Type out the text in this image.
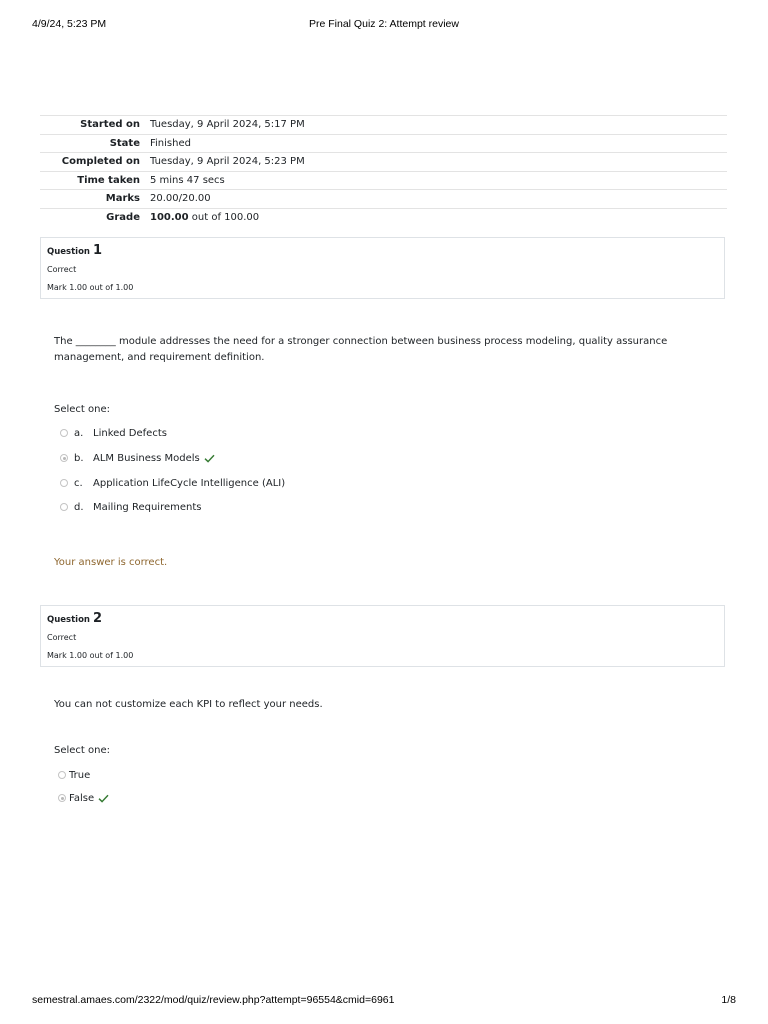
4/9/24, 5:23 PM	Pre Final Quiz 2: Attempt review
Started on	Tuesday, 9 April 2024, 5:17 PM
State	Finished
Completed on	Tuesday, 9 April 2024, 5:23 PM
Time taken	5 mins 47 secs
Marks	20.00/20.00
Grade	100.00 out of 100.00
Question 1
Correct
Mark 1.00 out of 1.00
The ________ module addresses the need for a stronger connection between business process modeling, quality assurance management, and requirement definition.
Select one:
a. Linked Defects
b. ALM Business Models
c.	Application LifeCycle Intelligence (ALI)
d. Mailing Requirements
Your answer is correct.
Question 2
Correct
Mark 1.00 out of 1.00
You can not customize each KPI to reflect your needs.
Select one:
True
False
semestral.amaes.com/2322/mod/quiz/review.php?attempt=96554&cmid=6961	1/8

◆ ◆ ◆ ◆

**Your objective:** The records above should be reproduced exactly, with no pictures included.

**Exercise solution:**
Type out the text in this image.
4/9/24, 5:23 PM	Pre Final Quiz 2: Attempt review
Started on	Tuesday, 9 April 2024, 5:17 PM
State	Finished
Completed on	Tuesday, 9 April 2024, 5:23 PM
Time taken	5 mins 47 secs
Marks	20.00/20.00
Grade	100.00 out of 100.00
Question 1
Correct
Mark 1.00 out of 1.00
The ________ module addresses the need for a stronger connection between business process modeling, quality assurance management, and requirement definition.
Select one:
a. Linked Defects
b. ALM Business Models
c.	Application LifeCycle Intelligence (ALI)
d. Mailing Requirements
Your answer is correct.
Question 2
Correct
Mark 1.00 out of 1.00
You can not customize each KPI to reflect your needs.
Select one:
True
False
semestral.amaes.com/2322/mod/quiz/review.php?attempt=96554&cmid=6961	1/8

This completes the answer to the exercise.